◆ Excerpted text:
· · · · · · ·
The Tenth President of the United States of America
Series on Presidential Slavery
John Tyler (President 1841-1845) was born in Charles City County, Virginia, and was descended from aristocratic and politically entrenched families of English ancestry. The Tyler family traced its lineage to colonial Williamsburg in the 17th century. John Tyler Sr., commonly known as Judge Tyler, was a friend and college roommate of Thomas Jefferson and served in the Virginia House of Delegates alongside Benjamin Harrison V, father of William.
Tyler was raised on Greenway Plantation, a 1,200-acre estate with a six-room manor house his father had built. The Tyler’s’ forty slaves grew various crops, including wheat, corn and tobacco. In 1813 he purchased Woodburn plantation, and resided there until 1821. Tyler was a slaveholder, at one point keeping forty slaves at Greenway. Although he regarded slavery as an evil, but did not attempt to justify it, he never freed any of his slaves. Tyler considered slavery a part of states’ rights, and therefore the federal government lacked the authority to abolish it. The living conditions of his slaves are not well documented, but it was thought that he cared for their well-being and abstained from physical violence against them. In December 1841, Tyler was attacked by abolitionist publisher Joshua Leavitt, with the unsubstantiated allegation that Tyler had fathered several sons with his slaves, and later sold them. A number of African American families today maintain a belief in their descent from Tyler.
· · · · · · ·
◆ Dataset content:
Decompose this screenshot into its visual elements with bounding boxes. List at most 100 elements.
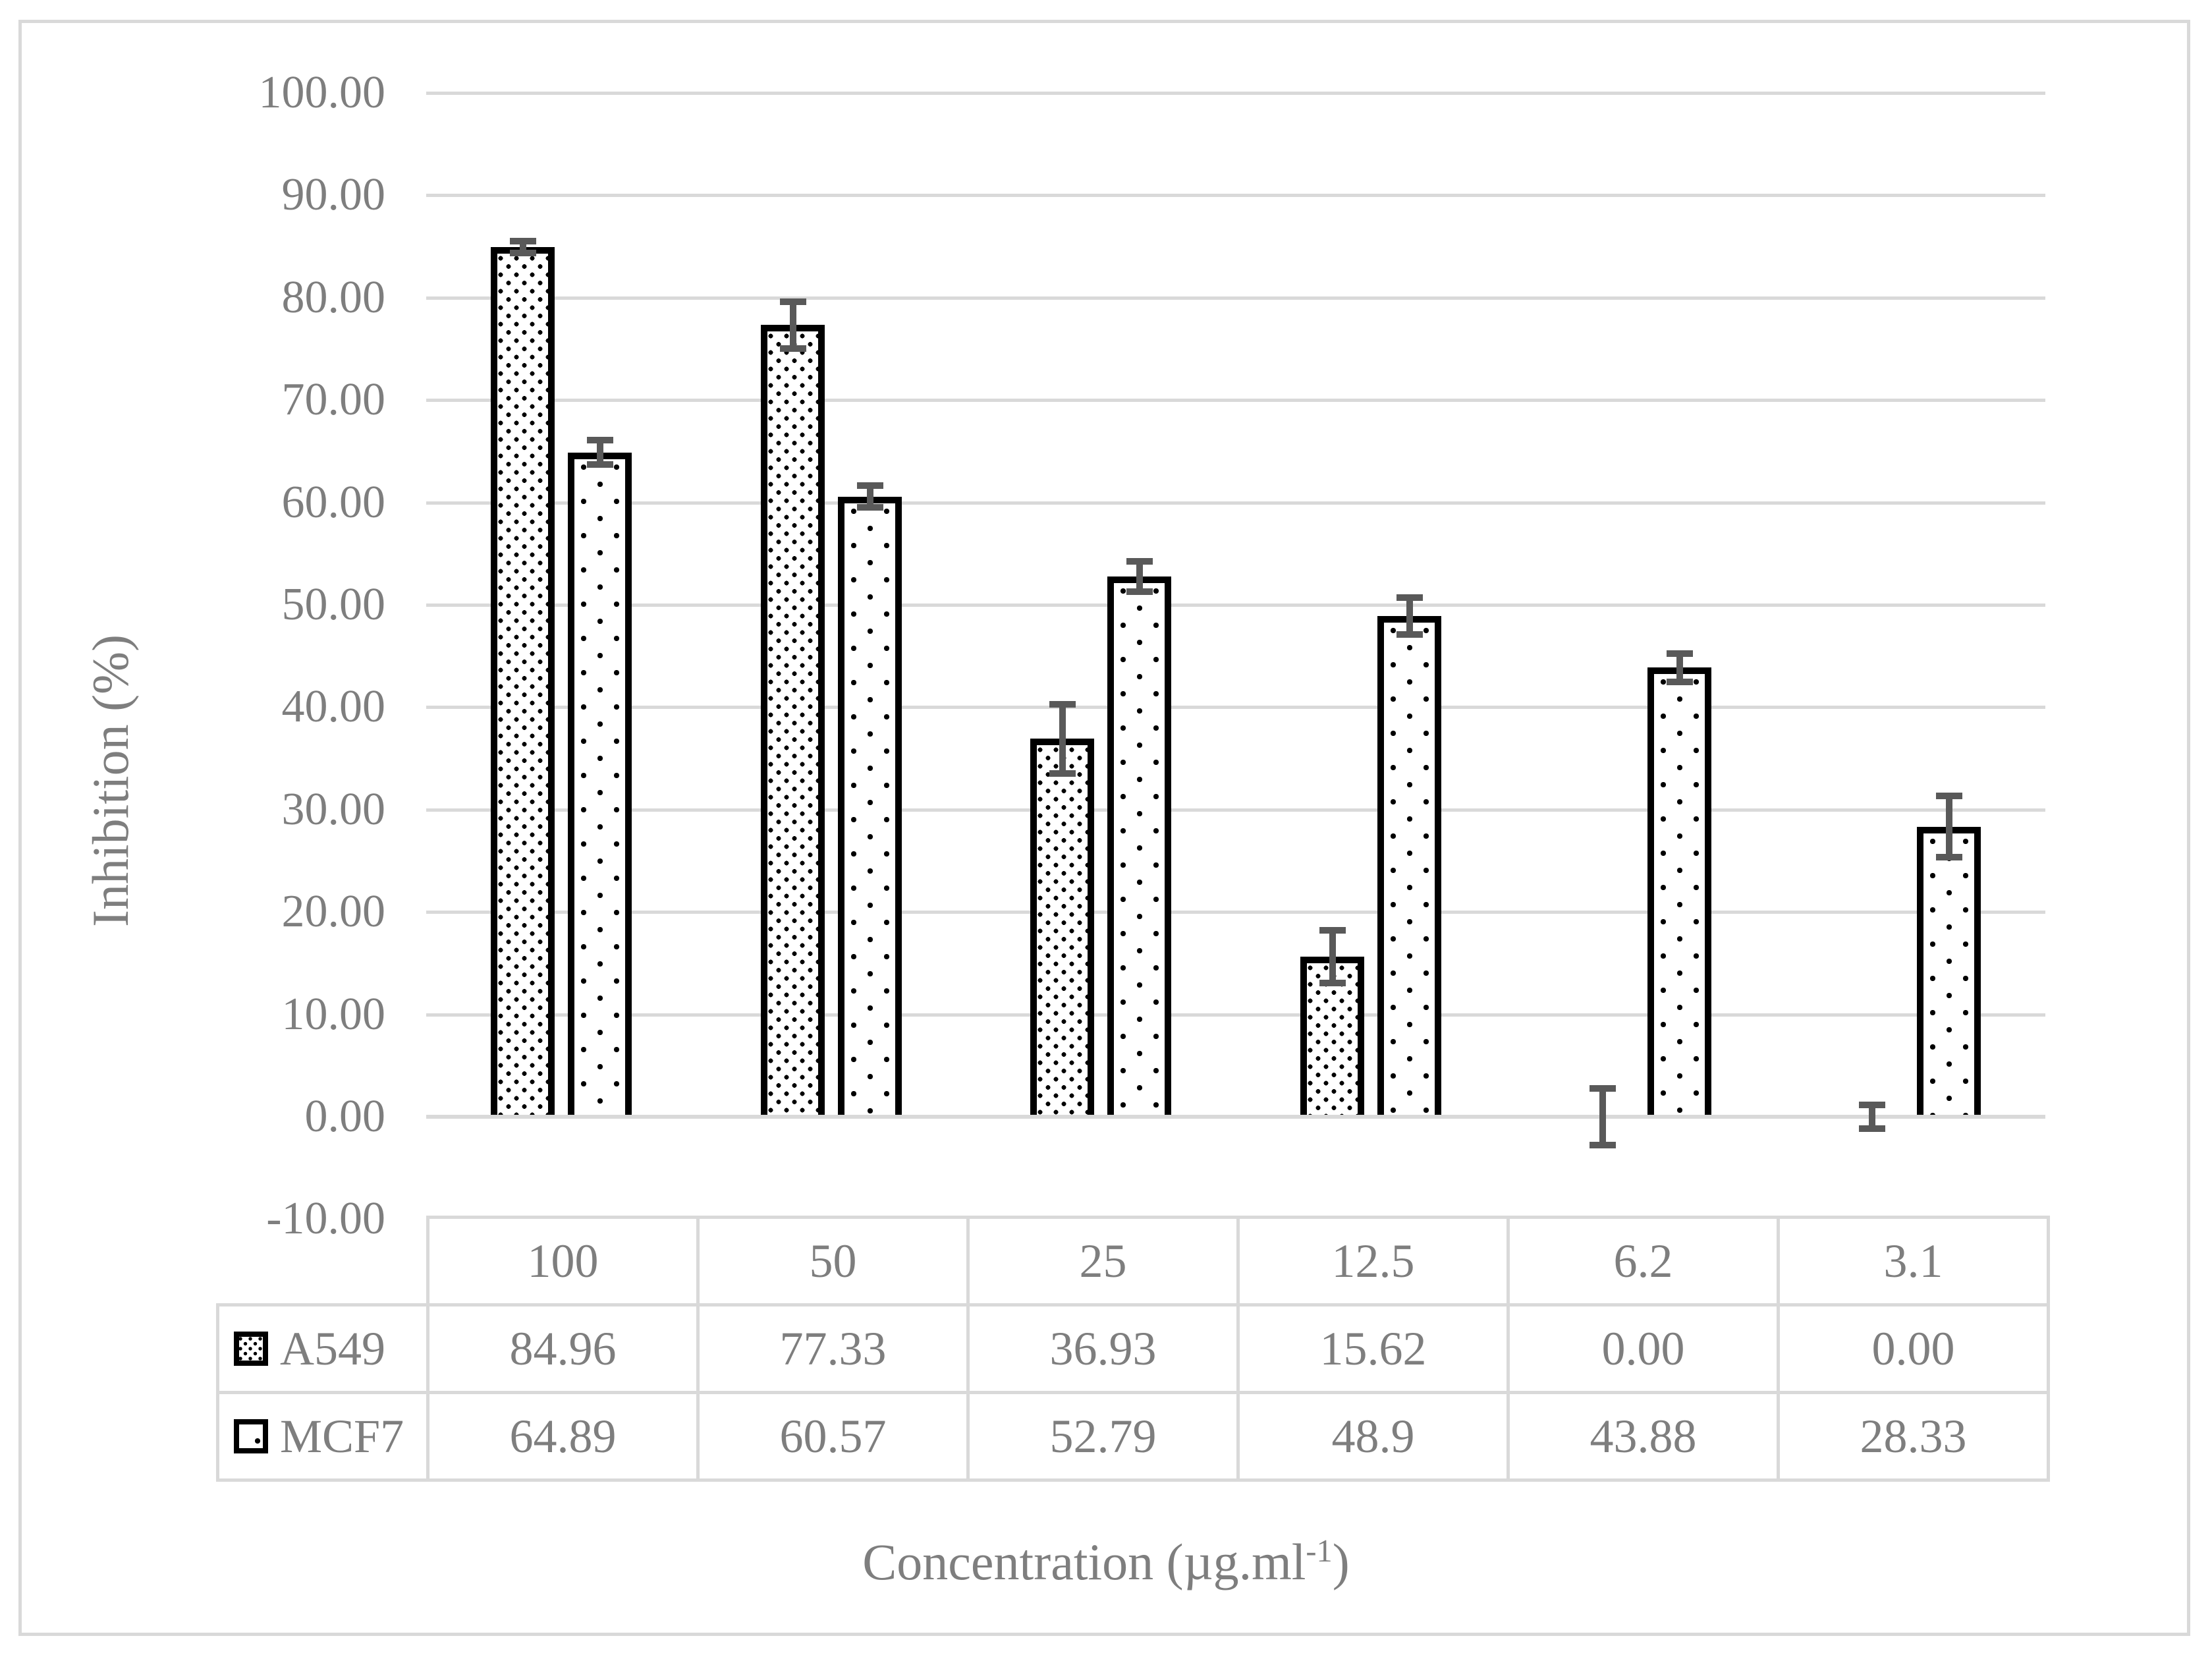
· · · · · · ·
◆ Task prompt: From the passage on John Tyler above, reproduce word for word the part that opens with the words containing "The Tenth President" and closes with "father of William.".

◆ Written answer:
The Tenth President of the United States of America
Series on Presidential Slavery
John Tyler (President 1841-1845) was born in Charles City County, Virginia, and was descended from aristocratic and politically entrenched families of English ancestry. The Tyler family traced its lineage to colonial Williamsburg in the 17th century. John Tyler Sr., commonly known as Judge Tyler, was a friend and college roommate of Thomas Jefferson and served in the Virginia House of Delegates alongside Benjamin Harrison V, father of William.